[START Data for this task]
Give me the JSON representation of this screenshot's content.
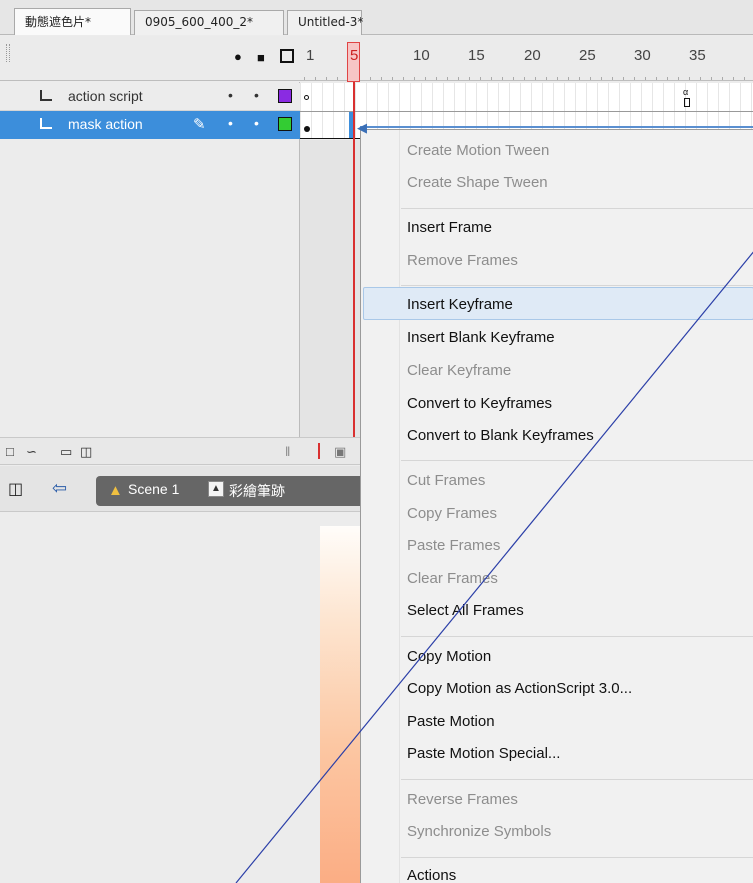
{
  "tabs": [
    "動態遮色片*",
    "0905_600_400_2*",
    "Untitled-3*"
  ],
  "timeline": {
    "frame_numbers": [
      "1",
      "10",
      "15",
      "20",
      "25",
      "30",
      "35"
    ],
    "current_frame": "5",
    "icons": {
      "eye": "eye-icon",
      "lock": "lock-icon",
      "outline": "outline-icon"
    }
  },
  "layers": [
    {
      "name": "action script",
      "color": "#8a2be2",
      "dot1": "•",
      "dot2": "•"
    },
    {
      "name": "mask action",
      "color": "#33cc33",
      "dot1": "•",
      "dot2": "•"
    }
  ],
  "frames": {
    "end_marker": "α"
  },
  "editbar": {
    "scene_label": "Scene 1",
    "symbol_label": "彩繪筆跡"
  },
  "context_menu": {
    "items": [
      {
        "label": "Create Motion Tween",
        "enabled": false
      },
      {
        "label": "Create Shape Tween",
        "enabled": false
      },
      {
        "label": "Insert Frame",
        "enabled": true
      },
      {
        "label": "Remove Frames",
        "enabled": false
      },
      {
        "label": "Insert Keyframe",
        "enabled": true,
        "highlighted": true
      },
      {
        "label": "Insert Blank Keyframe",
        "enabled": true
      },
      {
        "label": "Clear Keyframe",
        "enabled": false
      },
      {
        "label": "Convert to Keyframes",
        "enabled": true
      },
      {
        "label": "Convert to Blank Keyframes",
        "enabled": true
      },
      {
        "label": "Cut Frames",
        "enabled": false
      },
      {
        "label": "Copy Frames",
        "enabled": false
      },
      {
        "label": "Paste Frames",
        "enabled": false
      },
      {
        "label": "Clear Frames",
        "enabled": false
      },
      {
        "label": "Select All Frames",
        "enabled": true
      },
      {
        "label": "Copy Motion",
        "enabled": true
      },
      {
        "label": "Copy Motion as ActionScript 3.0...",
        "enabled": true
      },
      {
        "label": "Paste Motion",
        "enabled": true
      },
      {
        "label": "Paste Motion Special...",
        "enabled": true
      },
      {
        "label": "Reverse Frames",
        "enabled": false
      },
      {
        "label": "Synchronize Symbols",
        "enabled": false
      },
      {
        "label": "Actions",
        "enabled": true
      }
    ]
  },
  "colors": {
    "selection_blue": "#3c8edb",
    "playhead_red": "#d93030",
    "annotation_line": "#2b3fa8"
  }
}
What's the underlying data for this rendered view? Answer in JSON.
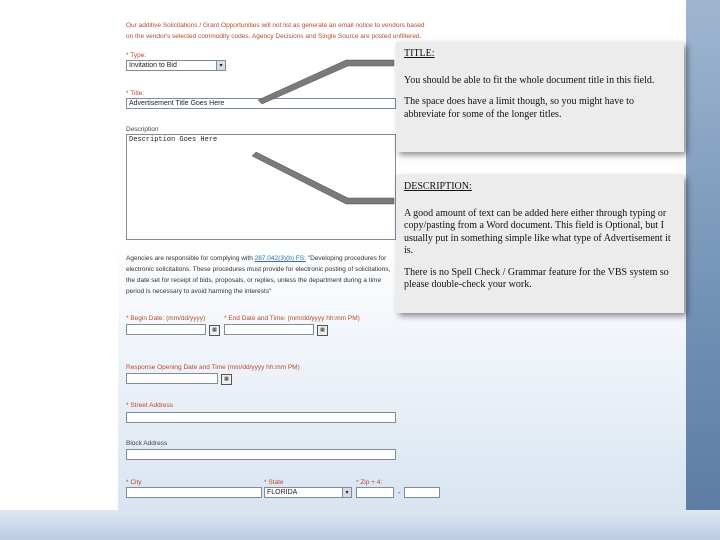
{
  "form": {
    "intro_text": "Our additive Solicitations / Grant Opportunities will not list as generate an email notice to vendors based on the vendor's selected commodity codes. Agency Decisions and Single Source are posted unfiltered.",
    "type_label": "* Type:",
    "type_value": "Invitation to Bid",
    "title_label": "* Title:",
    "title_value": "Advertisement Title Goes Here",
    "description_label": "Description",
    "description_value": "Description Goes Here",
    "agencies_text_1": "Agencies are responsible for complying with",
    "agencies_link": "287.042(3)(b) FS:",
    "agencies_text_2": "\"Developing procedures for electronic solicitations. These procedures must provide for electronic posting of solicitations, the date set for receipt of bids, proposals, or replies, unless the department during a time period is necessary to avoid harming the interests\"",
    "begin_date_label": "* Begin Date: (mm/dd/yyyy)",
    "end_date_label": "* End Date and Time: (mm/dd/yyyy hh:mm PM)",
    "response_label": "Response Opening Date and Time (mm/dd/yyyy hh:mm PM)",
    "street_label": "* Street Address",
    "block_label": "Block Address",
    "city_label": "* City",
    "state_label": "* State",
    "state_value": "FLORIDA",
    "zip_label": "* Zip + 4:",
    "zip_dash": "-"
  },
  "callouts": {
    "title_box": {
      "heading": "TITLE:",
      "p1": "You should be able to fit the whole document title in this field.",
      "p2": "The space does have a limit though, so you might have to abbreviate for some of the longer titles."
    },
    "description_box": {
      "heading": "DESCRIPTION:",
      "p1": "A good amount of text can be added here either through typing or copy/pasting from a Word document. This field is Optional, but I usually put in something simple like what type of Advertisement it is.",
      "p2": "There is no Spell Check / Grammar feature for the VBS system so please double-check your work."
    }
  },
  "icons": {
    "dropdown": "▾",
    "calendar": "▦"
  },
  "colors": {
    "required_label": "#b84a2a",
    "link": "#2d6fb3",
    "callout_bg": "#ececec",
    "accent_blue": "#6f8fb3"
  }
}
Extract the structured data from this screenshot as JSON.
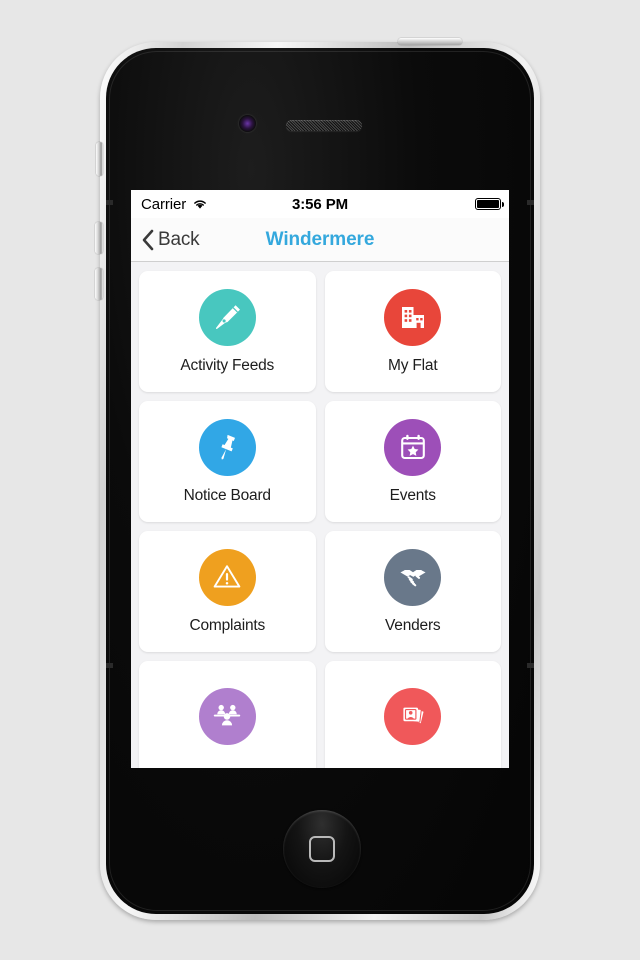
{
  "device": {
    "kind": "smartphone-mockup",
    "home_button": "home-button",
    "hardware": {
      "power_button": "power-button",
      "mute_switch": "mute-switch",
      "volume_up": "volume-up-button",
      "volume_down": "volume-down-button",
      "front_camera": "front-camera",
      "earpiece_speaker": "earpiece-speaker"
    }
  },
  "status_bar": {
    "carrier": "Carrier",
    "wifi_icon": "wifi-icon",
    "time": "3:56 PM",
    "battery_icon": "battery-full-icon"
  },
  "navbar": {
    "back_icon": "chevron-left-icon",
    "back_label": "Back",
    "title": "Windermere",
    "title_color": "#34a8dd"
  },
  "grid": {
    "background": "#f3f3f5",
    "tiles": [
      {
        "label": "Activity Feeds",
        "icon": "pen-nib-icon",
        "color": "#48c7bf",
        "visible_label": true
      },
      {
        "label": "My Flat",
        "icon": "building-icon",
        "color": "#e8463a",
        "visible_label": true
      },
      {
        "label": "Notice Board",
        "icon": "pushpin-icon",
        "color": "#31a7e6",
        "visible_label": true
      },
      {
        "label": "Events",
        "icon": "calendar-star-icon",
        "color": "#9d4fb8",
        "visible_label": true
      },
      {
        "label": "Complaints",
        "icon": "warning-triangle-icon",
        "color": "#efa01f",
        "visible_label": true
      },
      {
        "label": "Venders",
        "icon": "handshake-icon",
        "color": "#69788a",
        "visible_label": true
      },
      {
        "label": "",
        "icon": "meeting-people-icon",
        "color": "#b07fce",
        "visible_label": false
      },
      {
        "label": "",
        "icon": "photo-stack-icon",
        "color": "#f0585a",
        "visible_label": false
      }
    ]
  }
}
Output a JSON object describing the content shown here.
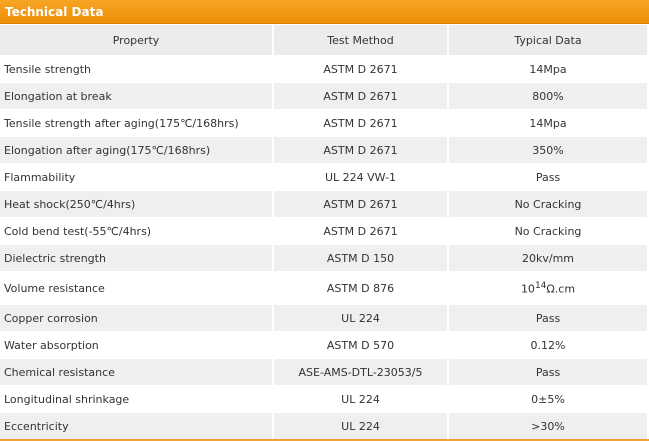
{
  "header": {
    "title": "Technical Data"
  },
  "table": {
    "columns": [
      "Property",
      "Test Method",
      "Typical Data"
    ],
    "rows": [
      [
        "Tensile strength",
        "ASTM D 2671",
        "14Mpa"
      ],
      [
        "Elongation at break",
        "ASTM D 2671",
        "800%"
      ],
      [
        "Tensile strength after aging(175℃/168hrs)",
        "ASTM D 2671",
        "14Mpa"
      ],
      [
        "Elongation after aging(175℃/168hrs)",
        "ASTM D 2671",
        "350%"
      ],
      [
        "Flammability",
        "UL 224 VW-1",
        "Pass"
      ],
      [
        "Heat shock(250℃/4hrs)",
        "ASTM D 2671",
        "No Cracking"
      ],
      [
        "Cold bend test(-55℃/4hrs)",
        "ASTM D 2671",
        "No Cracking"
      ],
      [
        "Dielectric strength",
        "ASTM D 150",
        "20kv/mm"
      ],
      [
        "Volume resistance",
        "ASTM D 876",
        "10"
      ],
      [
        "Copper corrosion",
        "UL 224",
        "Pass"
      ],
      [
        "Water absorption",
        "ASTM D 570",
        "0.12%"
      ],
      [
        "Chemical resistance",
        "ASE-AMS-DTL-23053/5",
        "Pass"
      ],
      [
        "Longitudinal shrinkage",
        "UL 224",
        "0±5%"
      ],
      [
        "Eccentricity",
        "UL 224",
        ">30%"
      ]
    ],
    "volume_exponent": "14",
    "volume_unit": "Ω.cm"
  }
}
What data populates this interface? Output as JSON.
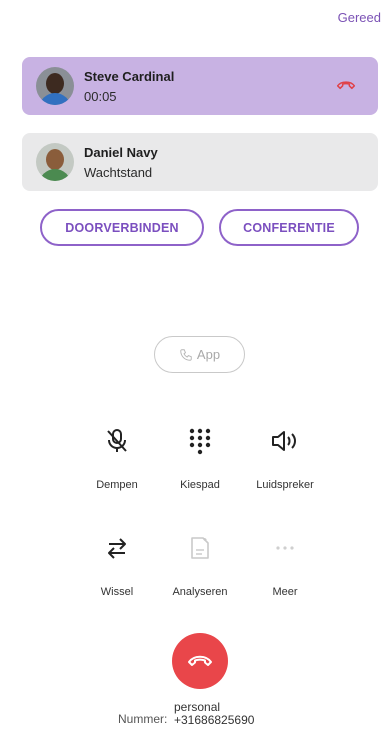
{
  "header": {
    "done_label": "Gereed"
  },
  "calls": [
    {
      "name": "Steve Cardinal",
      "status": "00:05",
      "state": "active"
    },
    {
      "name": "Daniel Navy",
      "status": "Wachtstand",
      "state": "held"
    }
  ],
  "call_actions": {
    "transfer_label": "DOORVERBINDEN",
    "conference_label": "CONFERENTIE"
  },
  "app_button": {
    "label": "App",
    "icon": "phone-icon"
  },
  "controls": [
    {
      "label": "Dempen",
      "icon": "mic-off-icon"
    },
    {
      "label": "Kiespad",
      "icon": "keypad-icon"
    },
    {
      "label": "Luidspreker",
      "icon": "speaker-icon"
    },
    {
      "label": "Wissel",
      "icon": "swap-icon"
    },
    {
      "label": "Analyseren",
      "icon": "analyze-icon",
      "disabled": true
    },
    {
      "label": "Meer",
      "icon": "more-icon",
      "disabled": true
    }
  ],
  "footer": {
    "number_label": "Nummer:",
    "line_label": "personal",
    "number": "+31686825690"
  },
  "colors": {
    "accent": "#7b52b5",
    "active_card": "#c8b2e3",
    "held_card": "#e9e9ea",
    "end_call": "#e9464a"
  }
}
[END Data for this task]
Using the entries above, find all lines with "Motion". Copy them.

▶ _Task response_
        "label": "Create Motion Tween",
        "label": "Copy Motion",
        "label": "Copy Motion as ActionScript 3.0...",
        "label": "Paste Motion",
        "label": "Paste Motion Special...",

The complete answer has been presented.